What is asked |
Could you reproduce the items from the very first one through the line containing "x-tick-label: 2025 — [340, 377, 367, 391]", switching "gauge-tick-label" to "dial-tick-label" wherever it occurs and changing nothing else?

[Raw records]
---------------

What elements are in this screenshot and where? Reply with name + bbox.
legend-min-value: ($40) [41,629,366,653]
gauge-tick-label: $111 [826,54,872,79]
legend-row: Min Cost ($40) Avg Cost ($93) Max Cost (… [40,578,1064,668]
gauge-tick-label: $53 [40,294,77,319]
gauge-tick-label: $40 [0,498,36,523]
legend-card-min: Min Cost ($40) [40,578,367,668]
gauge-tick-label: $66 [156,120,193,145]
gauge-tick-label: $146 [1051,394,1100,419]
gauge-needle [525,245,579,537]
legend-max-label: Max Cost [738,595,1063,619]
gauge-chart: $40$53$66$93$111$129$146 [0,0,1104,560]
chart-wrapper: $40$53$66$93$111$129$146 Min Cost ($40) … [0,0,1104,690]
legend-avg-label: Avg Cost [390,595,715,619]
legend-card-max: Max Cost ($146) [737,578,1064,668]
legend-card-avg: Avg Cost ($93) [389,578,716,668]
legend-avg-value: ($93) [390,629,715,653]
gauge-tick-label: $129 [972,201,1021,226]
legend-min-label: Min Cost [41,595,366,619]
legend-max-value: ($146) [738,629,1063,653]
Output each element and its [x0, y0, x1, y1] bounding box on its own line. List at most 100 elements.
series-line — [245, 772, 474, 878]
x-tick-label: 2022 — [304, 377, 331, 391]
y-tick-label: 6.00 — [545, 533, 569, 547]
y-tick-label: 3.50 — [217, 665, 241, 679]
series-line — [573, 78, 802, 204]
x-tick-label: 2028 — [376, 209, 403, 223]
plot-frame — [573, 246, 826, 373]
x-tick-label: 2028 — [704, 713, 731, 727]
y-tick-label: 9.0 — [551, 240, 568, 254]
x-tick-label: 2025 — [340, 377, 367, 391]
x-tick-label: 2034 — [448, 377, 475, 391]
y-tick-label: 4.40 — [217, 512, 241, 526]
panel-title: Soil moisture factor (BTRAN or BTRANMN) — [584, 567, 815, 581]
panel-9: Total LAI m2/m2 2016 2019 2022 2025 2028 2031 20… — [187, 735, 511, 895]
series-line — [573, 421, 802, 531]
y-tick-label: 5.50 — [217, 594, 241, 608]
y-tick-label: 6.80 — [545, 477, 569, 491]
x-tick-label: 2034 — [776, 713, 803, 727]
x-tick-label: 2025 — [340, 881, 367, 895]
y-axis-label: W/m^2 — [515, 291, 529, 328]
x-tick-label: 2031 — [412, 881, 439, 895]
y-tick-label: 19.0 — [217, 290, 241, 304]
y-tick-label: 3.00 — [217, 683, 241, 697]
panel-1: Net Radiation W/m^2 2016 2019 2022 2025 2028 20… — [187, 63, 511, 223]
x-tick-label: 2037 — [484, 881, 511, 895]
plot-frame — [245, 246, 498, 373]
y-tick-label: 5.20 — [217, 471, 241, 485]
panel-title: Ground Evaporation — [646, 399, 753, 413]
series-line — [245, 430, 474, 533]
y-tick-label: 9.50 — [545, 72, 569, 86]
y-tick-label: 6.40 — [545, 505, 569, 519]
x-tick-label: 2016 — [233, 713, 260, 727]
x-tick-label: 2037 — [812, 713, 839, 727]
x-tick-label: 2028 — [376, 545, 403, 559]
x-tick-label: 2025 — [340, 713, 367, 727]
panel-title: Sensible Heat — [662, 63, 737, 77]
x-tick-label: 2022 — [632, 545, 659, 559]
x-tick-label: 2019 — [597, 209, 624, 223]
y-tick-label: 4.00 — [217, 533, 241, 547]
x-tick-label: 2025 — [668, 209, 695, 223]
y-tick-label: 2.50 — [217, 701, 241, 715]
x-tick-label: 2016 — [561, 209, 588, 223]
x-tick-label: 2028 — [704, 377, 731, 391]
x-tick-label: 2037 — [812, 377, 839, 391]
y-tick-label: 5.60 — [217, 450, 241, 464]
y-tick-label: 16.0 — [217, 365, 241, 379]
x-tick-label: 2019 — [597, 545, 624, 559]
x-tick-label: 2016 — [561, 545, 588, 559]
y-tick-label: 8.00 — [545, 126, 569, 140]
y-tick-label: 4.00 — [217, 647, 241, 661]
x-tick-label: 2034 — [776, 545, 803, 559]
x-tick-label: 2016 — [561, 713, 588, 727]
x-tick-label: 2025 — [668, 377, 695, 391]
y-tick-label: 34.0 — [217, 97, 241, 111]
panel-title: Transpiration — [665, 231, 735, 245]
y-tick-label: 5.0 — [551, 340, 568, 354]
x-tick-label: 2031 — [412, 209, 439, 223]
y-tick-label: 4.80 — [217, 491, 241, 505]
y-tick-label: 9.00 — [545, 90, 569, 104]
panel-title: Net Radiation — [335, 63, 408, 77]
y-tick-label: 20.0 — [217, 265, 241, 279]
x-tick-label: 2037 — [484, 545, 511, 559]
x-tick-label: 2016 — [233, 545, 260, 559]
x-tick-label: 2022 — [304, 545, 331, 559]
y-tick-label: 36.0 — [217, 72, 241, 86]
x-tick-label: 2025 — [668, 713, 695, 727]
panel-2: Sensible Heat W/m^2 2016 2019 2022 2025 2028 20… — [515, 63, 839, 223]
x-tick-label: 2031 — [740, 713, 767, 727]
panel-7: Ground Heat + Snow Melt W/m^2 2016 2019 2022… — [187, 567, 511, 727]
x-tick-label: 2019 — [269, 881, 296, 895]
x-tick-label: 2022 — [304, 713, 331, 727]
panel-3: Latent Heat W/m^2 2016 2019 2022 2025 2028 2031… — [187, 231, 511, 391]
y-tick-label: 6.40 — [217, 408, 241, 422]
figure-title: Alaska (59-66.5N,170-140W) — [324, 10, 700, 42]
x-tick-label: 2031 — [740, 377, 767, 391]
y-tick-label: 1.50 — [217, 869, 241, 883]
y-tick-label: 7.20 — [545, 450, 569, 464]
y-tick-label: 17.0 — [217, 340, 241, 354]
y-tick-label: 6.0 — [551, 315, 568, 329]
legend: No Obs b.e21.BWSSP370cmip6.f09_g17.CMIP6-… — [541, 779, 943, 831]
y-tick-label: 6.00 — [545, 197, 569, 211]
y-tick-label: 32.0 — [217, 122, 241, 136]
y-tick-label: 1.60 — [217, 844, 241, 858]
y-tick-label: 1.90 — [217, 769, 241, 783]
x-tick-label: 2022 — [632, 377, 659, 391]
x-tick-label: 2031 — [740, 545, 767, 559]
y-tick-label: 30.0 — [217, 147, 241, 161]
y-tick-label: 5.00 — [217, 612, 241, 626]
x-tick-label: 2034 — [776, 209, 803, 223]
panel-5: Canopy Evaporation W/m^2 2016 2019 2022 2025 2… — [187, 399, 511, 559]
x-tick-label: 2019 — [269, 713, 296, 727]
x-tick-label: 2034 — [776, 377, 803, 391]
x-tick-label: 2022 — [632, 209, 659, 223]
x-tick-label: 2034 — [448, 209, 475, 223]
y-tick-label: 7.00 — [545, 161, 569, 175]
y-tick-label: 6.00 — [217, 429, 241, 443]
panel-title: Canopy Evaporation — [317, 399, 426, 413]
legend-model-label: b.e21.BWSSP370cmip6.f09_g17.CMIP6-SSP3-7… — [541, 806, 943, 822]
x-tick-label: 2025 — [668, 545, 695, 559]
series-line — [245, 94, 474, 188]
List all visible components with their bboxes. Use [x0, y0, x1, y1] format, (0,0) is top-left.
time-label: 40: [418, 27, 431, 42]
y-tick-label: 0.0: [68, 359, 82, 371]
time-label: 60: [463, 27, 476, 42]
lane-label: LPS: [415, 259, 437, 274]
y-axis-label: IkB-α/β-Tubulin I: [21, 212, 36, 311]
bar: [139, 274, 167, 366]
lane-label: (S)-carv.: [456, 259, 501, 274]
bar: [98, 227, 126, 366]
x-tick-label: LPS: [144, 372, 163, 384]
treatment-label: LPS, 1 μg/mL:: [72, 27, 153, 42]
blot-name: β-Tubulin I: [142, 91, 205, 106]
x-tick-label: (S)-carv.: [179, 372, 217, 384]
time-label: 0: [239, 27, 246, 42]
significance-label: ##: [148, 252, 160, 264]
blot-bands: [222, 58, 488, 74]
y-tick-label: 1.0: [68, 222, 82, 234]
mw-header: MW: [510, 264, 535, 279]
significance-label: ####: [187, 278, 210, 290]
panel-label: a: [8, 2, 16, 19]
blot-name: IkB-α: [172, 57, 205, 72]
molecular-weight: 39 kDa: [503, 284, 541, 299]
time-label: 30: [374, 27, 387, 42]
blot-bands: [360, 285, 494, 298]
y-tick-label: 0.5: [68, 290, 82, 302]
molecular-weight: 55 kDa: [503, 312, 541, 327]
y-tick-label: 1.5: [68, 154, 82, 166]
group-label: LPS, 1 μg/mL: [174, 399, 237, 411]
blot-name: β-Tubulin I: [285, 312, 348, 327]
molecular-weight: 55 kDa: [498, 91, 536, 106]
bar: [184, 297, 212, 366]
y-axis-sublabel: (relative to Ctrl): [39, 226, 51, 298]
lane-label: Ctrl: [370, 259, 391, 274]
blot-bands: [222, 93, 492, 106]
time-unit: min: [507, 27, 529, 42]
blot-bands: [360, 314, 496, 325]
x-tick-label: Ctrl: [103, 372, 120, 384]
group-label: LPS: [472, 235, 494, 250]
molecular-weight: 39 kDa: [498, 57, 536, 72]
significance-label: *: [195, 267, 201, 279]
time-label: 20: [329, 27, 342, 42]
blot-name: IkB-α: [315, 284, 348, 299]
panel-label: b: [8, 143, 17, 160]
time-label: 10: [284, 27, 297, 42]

---------------

Finished answer |
What elements are in this screenshot and where? Reply with name + bbox.
legend-min-value: ($40) [41,629,366,653]
dial-tick-label: $111 [826,54,872,79]
legend-row: Min Cost ($40) Avg Cost ($93) Max Cost (… [40,578,1064,668]
dial-tick-label: $53 [40,294,77,319]
dial-tick-label: $40 [0,498,36,523]
legend-card-min: Min Cost ($40) [40,578,367,668]
dial-tick-label: $66 [156,120,193,145]
dial-tick-label: $146 [1051,394,1100,419]
gauge-needle [525,245,579,537]
legend-max-label: Max Cost [738,595,1063,619]
gauge-chart: $40$53$66$93$111$129$146 [0,0,1104,560]
chart-wrapper: $40$53$66$93$111$129$146 Min Cost ($40) … [0,0,1104,690]
legend-avg-label: Avg Cost [390,595,715,619]
legend-card-max: Max Cost ($146) [737,578,1064,668]
legend-card-avg: Avg Cost ($93) [389,578,716,668]
legend-avg-value: ($93) [390,629,715,653]
dial-tick-label: $129 [972,201,1021,226]
legend-min-label: Min Cost [41,595,366,619]
legend-max-value: ($146) [738,629,1063,653]
Output each element and its [x0, y0, x1, y1] bounding box on its own line. List at most 100 elements.
series-line — [245, 772, 474, 878]
x-tick-label: 2022 — [304, 377, 331, 391]
y-tick-label: 6.00 — [545, 533, 569, 547]
y-tick-label: 3.50 — [217, 665, 241, 679]
series-line — [573, 78, 802, 204]
x-tick-label: 2028 — [376, 209, 403, 223]
plot-frame — [573, 246, 826, 373]
x-tick-label: 2028 — [704, 713, 731, 727]
y-tick-label: 9.0 — [551, 240, 568, 254]
x-tick-label: 2025 — [340, 377, 367, 391]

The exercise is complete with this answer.